## [LISTED ENTRIES]
>> Begin
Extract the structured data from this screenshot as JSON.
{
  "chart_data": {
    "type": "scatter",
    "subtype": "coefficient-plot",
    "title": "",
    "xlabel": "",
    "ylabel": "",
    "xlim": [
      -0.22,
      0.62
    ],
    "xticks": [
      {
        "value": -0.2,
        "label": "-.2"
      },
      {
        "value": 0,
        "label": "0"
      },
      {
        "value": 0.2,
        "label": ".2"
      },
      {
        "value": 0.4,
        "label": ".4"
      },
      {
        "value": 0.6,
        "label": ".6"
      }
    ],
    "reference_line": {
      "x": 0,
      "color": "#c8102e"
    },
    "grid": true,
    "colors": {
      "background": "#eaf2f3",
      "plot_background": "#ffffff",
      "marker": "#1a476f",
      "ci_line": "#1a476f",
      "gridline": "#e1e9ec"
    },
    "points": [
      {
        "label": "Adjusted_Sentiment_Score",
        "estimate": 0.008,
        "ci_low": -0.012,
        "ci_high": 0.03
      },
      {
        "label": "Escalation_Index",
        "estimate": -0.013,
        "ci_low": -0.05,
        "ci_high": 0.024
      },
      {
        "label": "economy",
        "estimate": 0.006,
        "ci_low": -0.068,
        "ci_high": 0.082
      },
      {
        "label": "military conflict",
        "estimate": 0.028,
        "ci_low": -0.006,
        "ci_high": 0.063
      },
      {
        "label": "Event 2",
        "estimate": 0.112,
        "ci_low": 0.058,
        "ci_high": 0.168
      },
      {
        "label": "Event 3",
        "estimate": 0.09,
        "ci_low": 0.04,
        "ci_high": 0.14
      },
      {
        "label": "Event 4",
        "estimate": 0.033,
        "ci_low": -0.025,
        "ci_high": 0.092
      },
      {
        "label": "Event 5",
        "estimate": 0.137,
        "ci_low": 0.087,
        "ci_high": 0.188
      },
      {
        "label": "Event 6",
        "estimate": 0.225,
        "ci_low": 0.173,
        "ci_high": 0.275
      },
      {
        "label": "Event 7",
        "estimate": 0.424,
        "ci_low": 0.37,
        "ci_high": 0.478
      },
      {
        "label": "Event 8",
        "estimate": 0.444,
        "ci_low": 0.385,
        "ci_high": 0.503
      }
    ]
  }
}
>> End
## [PROBLEM DESCRIPTION]
Reproduce each entry from the records above, character for character.

## [COMPLETE OUTPUT]
Extract the structured data from this screenshot as JSON.
{
  "chart_data": {
    "type": "scatter",
    "subtype": "coefficient-plot",
    "title": "",
    "xlabel": "",
    "ylabel": "",
    "xlim": [
      -0.22,
      0.62
    ],
    "xticks": [
      {
        "value": -0.2,
        "label": "-.2"
      },
      {
        "value": 0,
        "label": "0"
      },
      {
        "value": 0.2,
        "label": ".2"
      },
      {
        "value": 0.4,
        "label": ".4"
      },
      {
        "value": 0.6,
        "label": ".6"
      }
    ],
    "reference_line": {
      "x": 0,
      "color": "#c8102e"
    },
    "grid": true,
    "colors": {
      "background": "#eaf2f3",
      "plot_background": "#ffffff",
      "marker": "#1a476f",
      "ci_line": "#1a476f",
      "gridline": "#e1e9ec"
    },
    "points": [
      {
        "label": "Adjusted_Sentiment_Score",
        "estimate": 0.008,
        "ci_low": -0.012,
        "ci_high": 0.03
      },
      {
        "label": "Escalation_Index",
        "estimate": -0.013,
        "ci_low": -0.05,
        "ci_high": 0.024
      },
      {
        "label": "economy",
        "estimate": 0.006,
        "ci_low": -0.068,
        "ci_high": 0.082
      },
      {
        "label": "military conflict",
        "estimate": 0.028,
        "ci_low": -0.006,
        "ci_high": 0.063
      },
      {
        "label": "Event 2",
        "estimate": 0.112,
        "ci_low": 0.058,
        "ci_high": 0.168
      },
      {
        "label": "Event 3",
        "estimate": 0.09,
        "ci_low": 0.04,
        "ci_high": 0.14
      },
      {
        "label": "Event 4",
        "estimate": 0.033,
        "ci_low": -0.025,
        "ci_high": 0.092
      },
      {
        "label": "Event 5",
        "estimate": 0.137,
        "ci_low": 0.087,
        "ci_high": 0.188
      },
      {
        "label": "Event 6",
        "estimate": 0.225,
        "ci_low": 0.173,
        "ci_high": 0.275
      },
      {
        "label": "Event 7",
        "estimate": 0.424,
        "ci_low": 0.37,
        "ci_high": 0.478
      },
      {
        "label": "Event 8",
        "estimate": 0.444,
        "ci_low": 0.385,
        "ci_high": 0.503
      }
    ]
  }
}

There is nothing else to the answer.